- TASK TO COMPLETE
Go through the listing beneath this task and return every line that carries the string "name".
:: INPUT RECORDS
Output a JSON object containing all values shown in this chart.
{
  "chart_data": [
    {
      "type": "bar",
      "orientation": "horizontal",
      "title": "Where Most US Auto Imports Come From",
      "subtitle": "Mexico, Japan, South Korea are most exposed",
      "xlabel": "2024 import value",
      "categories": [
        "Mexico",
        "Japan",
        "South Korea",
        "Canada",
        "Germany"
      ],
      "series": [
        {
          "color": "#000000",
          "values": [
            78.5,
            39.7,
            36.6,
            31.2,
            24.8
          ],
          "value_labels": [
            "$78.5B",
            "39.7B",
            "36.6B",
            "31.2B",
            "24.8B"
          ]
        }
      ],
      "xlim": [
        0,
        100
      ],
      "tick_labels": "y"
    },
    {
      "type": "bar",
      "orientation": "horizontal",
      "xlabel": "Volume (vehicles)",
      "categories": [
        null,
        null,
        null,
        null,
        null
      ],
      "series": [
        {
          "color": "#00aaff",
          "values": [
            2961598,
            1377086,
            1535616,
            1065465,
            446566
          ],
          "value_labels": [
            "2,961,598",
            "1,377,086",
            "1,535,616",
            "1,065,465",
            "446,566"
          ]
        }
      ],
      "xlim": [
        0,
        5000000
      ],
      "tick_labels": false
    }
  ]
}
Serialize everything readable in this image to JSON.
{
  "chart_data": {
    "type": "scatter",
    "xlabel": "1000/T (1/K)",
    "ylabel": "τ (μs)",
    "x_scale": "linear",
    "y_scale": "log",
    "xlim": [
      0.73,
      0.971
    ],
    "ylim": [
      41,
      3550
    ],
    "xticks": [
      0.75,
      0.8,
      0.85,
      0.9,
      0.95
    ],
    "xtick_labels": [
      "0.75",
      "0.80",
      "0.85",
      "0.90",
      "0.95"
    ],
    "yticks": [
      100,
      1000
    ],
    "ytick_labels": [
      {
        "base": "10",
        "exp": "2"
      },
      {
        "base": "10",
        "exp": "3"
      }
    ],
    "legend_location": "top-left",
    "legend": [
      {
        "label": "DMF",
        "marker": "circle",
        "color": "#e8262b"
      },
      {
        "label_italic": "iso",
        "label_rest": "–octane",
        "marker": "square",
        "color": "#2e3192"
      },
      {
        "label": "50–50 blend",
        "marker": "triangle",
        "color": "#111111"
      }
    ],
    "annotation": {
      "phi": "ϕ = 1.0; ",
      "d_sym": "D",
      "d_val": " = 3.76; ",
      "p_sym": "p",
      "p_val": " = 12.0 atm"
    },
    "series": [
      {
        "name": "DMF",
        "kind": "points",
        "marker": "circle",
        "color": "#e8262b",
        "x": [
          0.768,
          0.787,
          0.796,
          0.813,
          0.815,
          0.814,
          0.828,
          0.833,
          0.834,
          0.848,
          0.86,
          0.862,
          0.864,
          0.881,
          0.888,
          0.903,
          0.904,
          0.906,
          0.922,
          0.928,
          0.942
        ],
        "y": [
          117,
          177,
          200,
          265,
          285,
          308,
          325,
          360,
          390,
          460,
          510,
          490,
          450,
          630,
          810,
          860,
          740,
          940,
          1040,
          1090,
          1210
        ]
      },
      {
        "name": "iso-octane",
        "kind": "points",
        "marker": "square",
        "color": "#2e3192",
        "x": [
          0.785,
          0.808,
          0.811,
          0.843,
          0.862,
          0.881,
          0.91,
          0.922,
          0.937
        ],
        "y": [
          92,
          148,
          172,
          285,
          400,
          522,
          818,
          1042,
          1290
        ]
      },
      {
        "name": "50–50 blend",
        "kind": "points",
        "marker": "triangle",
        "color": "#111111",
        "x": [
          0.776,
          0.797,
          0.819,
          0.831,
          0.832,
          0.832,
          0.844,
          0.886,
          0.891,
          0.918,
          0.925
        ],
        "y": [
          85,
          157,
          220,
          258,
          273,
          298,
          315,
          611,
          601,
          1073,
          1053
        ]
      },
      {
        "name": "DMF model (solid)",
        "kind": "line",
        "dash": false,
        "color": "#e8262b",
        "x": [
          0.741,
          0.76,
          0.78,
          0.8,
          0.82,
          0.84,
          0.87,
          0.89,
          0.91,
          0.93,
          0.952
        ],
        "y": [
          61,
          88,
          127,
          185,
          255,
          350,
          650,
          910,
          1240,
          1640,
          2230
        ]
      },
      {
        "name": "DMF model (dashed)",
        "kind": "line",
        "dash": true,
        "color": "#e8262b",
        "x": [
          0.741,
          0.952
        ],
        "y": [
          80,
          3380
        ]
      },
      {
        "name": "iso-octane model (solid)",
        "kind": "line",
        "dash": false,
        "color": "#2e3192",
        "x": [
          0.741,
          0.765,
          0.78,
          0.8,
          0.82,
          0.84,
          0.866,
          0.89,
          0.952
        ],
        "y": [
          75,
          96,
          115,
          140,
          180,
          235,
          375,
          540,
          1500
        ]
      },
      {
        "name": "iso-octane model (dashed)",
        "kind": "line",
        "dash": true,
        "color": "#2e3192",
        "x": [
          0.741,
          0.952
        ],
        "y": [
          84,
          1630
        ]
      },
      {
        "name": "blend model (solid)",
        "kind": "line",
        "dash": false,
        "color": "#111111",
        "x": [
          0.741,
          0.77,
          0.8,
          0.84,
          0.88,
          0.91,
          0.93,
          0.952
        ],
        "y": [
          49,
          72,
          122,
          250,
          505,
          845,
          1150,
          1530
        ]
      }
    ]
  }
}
::::
- WRITTEN REPLY
        "name": "DMF",
        "name": "iso-octane",
        "name": "50–50 blend",
        "name": "DMF model (solid)",
        "name": "DMF model (dashed)",
        "name": "iso-octane model (solid)",
        "name": "iso-octane model (dashed)",
        "name": "blend model (solid)",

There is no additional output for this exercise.